● What the exercise asks:
In the records below, could you copy out unchanged the lines from the one containing "data-point <box>783 349 797 363</box>" through the one containing "y-tick-label: 8.7 <box>26 248 45 262</box>", both included?

-- START OF Data lines --

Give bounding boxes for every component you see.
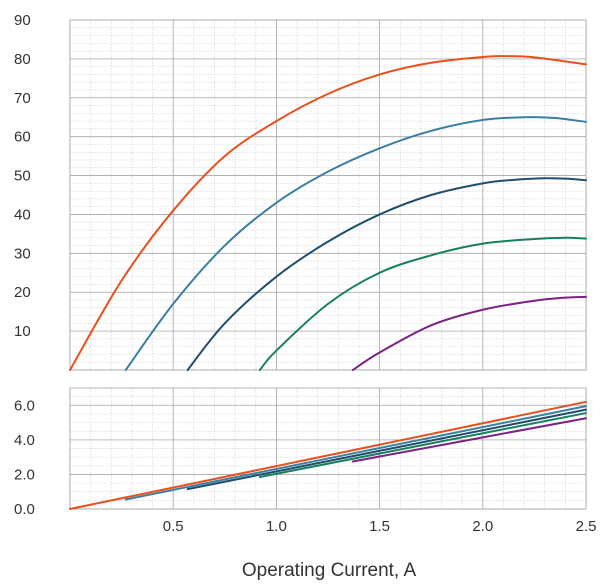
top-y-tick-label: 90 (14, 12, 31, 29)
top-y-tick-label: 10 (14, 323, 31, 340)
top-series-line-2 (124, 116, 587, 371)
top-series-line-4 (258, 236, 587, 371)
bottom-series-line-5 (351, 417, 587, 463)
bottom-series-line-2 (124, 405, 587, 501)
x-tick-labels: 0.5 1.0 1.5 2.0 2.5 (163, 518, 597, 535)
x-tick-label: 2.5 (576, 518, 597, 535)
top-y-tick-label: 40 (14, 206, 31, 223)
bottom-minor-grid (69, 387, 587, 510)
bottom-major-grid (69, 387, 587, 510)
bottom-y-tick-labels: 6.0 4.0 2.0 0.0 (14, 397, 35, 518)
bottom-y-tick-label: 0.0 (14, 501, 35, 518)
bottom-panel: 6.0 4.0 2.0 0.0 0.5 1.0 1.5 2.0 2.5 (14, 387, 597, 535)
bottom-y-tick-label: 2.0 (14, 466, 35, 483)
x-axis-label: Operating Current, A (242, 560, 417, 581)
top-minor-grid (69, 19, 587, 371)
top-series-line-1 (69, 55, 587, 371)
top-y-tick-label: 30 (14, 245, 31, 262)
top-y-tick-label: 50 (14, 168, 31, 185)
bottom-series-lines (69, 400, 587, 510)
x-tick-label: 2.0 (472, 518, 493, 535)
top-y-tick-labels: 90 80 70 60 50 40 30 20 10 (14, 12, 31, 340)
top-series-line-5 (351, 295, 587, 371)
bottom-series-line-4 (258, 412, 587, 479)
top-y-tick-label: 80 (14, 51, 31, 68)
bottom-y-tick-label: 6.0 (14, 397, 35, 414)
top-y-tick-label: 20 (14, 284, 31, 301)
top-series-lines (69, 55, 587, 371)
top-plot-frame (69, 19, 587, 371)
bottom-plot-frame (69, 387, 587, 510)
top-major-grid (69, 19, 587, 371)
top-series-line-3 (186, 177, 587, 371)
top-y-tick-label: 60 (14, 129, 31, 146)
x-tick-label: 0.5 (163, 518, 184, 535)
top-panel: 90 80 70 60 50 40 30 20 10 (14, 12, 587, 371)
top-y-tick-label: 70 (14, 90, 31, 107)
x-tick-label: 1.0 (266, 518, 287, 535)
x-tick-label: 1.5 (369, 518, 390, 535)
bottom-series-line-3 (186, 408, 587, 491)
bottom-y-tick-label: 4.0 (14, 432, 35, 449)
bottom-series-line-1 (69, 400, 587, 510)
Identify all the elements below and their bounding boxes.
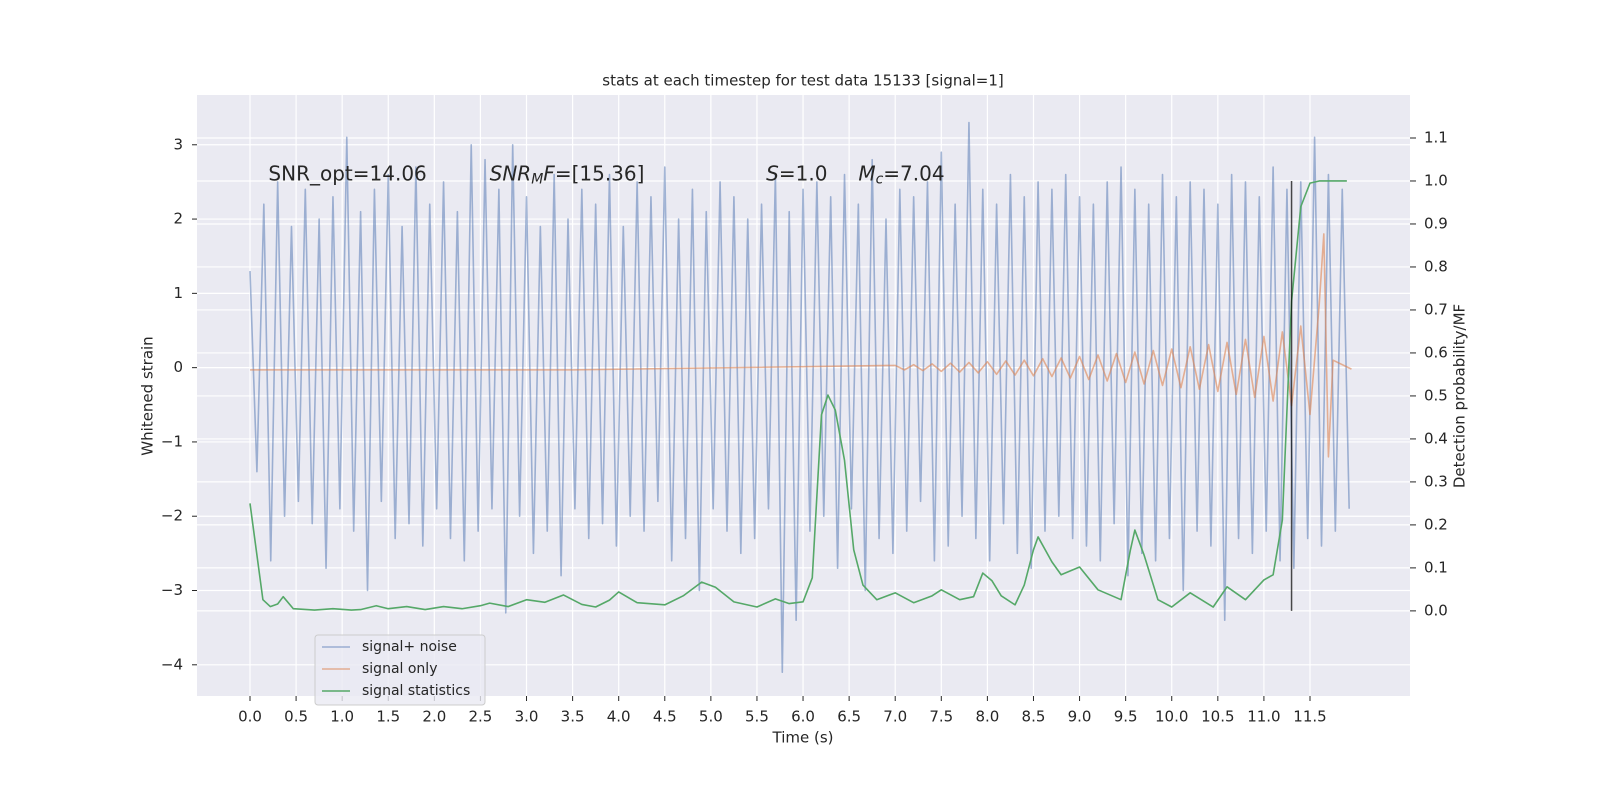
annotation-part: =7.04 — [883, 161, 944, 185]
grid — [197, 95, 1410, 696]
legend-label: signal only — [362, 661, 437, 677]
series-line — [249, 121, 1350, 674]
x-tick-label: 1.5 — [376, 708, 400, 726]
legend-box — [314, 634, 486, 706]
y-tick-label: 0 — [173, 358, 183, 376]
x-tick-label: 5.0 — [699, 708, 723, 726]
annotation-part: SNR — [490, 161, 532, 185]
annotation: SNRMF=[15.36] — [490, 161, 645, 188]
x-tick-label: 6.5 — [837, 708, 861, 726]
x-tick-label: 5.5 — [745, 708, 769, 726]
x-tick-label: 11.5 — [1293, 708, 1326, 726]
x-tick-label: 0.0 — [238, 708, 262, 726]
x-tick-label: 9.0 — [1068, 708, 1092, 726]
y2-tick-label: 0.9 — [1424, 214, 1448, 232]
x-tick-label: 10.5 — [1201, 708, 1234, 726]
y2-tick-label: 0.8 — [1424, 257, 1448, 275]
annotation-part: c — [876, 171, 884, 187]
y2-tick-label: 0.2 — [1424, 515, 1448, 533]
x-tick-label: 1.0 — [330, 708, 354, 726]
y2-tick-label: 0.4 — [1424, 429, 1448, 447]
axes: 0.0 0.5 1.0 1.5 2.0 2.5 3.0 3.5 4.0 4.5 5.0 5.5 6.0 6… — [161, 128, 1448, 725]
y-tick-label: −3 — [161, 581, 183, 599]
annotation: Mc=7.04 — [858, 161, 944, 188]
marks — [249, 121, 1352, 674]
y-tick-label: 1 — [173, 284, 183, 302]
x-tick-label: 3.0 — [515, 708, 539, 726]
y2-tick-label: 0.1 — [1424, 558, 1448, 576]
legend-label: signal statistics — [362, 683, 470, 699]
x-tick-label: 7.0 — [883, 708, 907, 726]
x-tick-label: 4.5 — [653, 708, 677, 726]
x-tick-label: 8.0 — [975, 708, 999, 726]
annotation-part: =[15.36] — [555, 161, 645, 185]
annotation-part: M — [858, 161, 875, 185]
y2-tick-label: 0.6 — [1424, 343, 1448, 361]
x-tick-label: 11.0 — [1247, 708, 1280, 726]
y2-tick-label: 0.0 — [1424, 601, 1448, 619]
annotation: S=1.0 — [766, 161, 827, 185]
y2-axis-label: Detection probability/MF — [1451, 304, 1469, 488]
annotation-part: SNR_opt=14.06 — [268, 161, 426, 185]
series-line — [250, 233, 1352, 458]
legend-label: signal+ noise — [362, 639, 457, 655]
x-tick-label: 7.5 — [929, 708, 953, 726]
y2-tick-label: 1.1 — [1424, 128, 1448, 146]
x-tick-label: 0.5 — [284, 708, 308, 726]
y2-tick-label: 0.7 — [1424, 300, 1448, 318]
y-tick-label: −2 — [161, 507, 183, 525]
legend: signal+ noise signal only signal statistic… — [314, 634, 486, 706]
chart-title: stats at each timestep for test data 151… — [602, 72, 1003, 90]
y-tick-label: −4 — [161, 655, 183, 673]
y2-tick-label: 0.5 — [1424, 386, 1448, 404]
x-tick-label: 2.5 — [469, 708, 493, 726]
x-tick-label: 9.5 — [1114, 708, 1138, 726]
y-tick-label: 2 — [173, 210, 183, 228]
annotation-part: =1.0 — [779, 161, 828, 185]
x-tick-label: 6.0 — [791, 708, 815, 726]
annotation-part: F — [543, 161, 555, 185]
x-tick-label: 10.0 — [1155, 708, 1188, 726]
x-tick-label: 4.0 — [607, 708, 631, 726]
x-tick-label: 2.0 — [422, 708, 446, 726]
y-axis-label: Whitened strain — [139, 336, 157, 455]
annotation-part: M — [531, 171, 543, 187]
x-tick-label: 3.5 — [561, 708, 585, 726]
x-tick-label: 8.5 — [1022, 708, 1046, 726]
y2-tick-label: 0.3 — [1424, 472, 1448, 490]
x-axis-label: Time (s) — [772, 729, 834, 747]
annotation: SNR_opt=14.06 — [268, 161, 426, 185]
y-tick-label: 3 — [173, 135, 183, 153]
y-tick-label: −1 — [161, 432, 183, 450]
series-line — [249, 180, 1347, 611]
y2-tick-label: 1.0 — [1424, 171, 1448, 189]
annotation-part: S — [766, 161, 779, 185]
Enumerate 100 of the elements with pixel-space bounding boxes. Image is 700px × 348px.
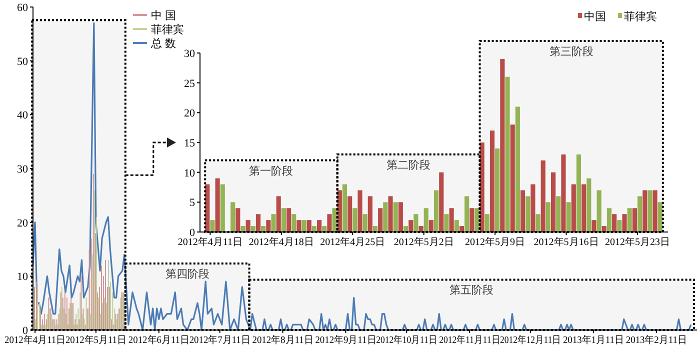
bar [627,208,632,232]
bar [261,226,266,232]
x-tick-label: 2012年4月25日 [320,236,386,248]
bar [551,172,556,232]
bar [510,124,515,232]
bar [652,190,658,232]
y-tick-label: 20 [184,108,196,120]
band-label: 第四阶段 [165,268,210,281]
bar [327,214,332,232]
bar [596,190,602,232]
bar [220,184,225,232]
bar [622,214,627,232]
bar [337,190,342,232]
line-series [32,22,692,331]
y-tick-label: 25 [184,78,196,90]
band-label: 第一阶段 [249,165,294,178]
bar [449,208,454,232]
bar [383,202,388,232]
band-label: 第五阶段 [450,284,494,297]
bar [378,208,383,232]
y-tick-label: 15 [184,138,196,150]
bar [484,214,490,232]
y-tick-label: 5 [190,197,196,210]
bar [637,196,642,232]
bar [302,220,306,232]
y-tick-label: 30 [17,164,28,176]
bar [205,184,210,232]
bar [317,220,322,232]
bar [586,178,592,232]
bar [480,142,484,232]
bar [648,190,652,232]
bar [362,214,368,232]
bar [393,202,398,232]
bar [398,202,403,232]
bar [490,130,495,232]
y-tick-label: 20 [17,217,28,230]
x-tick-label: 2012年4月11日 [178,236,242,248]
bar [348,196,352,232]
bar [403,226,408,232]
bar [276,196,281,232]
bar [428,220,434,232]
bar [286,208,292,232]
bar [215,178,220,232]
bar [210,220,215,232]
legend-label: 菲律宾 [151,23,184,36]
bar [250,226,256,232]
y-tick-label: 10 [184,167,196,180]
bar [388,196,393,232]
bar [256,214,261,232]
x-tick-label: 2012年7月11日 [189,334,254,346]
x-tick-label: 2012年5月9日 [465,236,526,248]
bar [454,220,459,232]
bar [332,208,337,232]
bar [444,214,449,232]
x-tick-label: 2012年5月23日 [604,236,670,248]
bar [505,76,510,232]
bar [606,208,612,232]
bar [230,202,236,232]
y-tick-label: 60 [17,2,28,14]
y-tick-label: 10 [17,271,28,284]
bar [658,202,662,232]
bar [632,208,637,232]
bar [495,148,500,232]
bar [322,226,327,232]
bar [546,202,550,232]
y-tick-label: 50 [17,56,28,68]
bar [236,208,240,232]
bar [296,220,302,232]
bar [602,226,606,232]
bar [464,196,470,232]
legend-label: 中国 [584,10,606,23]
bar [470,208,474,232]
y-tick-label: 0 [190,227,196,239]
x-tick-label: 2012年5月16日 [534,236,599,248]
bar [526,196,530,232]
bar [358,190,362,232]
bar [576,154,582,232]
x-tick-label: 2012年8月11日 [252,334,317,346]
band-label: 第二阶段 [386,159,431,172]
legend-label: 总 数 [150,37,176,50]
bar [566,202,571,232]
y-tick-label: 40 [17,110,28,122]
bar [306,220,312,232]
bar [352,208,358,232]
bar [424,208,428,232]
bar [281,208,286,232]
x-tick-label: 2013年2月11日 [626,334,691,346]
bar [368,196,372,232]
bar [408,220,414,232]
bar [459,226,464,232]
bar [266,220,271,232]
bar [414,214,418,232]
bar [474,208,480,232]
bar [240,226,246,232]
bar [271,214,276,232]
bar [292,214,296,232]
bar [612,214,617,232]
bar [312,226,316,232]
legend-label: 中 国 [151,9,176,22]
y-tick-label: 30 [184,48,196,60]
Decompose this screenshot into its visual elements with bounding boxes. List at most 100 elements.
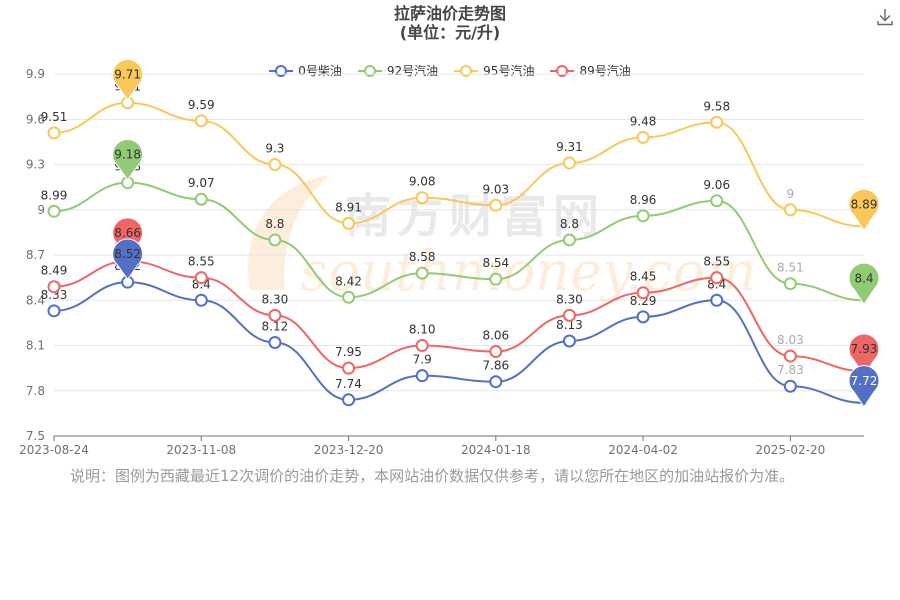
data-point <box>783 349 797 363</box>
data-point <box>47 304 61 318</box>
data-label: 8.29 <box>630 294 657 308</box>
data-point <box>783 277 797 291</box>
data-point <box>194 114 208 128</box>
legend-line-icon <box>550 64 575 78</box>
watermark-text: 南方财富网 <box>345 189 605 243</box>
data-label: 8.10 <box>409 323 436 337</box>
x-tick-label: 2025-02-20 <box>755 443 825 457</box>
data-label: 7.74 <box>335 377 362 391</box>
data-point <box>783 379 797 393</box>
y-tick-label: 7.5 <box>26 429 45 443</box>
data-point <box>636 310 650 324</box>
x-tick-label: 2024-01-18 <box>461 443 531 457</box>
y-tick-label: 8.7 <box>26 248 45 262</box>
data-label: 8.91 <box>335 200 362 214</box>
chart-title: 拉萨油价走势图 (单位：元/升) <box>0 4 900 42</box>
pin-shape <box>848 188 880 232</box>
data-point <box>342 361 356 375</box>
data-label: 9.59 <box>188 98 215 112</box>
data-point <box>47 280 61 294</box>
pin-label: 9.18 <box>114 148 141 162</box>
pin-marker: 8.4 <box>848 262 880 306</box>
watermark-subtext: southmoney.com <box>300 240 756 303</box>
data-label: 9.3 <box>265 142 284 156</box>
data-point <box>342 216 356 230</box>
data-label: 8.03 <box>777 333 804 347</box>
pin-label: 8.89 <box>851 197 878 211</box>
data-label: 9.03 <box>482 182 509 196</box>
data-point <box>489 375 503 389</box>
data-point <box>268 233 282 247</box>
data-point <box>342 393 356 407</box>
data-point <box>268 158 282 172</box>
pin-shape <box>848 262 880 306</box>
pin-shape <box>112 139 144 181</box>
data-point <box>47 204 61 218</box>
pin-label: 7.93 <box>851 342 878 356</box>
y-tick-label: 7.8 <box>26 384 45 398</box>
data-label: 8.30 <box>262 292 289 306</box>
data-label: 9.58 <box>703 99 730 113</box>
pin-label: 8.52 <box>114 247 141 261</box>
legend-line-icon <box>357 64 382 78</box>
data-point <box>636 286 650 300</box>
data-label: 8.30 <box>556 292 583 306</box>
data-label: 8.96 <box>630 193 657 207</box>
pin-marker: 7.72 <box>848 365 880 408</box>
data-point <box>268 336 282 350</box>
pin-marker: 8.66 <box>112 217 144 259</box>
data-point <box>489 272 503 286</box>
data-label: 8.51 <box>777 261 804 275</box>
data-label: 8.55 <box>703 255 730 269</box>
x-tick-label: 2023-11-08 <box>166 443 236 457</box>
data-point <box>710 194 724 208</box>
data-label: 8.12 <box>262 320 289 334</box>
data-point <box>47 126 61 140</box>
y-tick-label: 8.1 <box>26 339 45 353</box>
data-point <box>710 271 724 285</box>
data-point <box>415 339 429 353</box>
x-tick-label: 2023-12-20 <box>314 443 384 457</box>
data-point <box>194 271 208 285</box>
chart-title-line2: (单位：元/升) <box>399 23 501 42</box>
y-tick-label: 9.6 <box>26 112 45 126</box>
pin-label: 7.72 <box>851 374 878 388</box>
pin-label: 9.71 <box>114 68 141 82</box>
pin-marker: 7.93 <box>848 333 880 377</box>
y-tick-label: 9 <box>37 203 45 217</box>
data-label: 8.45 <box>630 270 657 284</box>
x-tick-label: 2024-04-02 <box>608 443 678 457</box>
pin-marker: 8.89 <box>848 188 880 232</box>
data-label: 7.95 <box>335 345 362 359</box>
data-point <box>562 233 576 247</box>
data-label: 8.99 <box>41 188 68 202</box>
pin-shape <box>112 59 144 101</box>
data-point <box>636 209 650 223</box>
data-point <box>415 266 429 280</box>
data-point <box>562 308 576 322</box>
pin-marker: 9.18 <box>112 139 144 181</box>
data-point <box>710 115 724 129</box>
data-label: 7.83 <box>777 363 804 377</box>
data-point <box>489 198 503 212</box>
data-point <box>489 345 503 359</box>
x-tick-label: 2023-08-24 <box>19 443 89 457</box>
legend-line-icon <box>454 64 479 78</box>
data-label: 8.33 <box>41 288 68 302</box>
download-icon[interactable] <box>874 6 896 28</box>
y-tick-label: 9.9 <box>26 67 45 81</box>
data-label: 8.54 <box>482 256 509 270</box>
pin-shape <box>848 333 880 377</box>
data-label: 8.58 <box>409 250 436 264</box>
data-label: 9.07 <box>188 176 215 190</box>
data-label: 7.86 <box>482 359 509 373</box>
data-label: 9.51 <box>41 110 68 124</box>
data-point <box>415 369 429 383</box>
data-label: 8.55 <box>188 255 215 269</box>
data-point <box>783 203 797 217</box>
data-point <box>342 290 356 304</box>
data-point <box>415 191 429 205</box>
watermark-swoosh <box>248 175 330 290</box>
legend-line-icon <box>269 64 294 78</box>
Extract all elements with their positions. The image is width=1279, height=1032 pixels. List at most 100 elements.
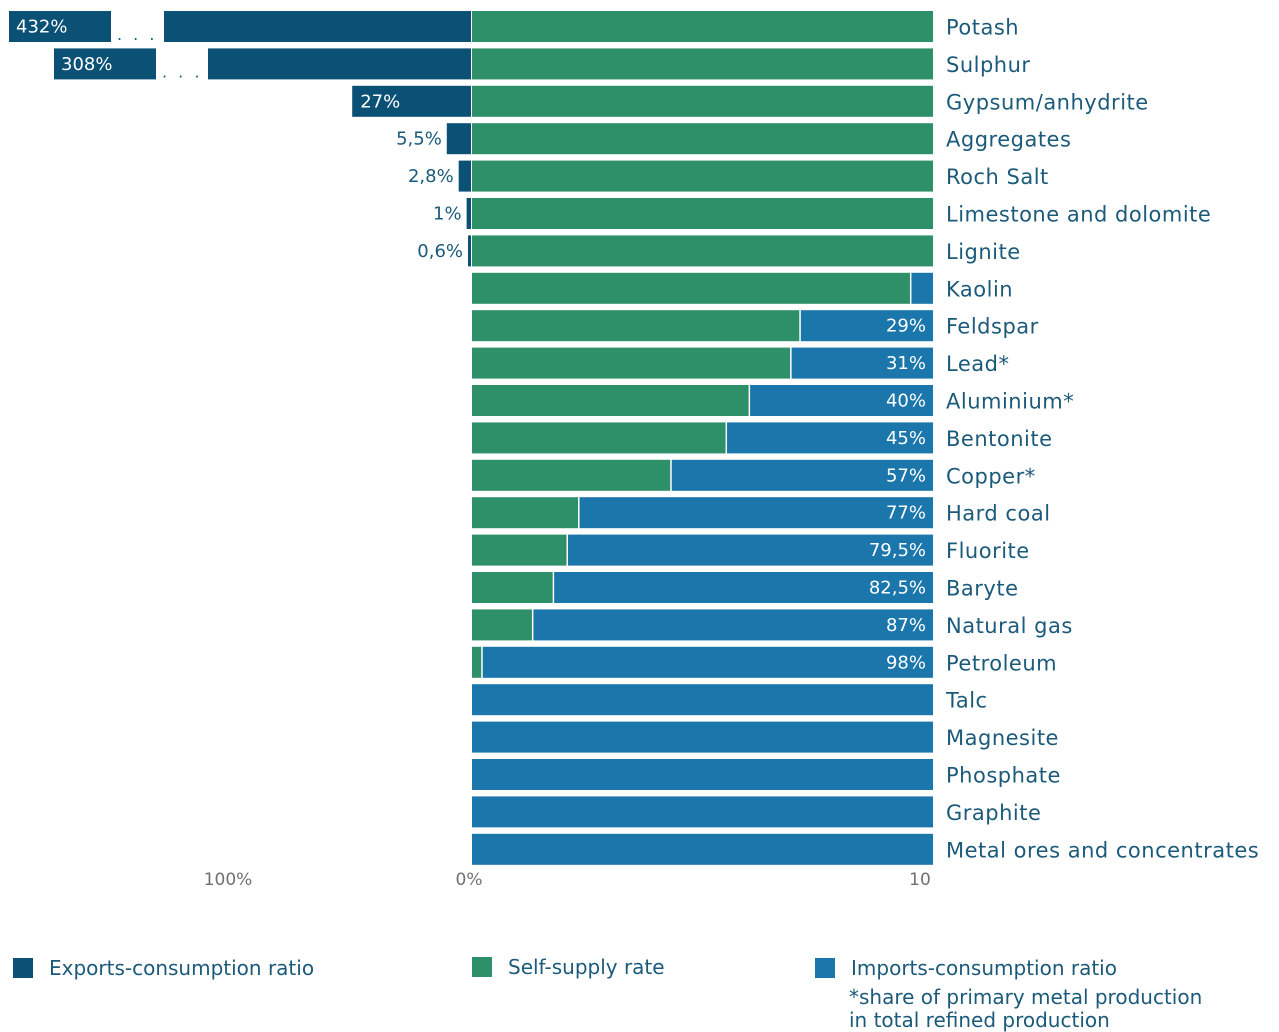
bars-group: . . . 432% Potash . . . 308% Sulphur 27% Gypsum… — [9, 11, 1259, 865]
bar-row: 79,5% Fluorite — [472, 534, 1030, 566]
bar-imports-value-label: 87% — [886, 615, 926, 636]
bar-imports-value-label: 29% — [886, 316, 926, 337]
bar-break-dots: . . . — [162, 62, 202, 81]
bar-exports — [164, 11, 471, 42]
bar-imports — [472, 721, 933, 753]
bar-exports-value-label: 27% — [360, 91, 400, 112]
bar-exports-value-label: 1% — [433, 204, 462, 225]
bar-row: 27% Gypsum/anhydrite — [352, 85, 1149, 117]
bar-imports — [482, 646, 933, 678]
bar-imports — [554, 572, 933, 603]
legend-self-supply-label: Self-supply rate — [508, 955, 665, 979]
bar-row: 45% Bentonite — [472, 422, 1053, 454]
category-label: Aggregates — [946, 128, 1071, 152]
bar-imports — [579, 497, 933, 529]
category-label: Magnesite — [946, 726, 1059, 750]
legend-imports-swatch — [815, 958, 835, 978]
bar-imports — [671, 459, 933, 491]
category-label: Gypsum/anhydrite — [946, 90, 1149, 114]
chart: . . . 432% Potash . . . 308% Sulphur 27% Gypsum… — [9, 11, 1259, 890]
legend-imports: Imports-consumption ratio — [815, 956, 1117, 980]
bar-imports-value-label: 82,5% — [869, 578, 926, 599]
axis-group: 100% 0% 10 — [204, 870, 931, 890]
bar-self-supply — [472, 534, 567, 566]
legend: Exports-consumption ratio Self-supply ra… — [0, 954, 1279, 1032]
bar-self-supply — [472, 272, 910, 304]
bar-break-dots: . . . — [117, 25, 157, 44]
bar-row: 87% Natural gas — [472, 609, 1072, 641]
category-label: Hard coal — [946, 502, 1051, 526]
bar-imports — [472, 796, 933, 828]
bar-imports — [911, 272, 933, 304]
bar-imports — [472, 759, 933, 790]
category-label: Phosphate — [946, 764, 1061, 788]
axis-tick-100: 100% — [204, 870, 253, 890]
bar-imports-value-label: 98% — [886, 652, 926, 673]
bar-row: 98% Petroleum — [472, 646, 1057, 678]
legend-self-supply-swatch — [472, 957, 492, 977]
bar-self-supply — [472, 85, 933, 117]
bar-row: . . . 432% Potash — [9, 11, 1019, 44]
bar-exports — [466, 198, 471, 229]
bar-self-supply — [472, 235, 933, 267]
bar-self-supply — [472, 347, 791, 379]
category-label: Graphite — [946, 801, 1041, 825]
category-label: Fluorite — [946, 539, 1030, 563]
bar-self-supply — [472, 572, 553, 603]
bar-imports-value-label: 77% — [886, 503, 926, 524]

-- END OF Data lines --

● Answer to the problem:
data-point <box>783 349 797 363</box>
data-point <box>47 304 61 318</box>
data-label: 8.29 <box>630 294 657 308</box>
data-point <box>783 277 797 291</box>
data-point <box>194 114 208 128</box>
legend-line-icon <box>550 64 575 78</box>
watermark-text: 南方财富网 <box>345 189 605 243</box>
data-label: 8.10 <box>409 323 436 337</box>
x-tick-label: 2025-02-20 <box>755 443 825 457</box>
data-label: 7.74 <box>335 377 362 391</box>
data-point <box>783 379 797 393</box>
y-tick-label: 7.5 <box>26 429 45 443</box>
data-point <box>636 310 650 324</box>
x-tick-label: 2024-01-18 <box>461 443 531 457</box>
y-tick-label: 8.7 <box>26 248 45 262</box>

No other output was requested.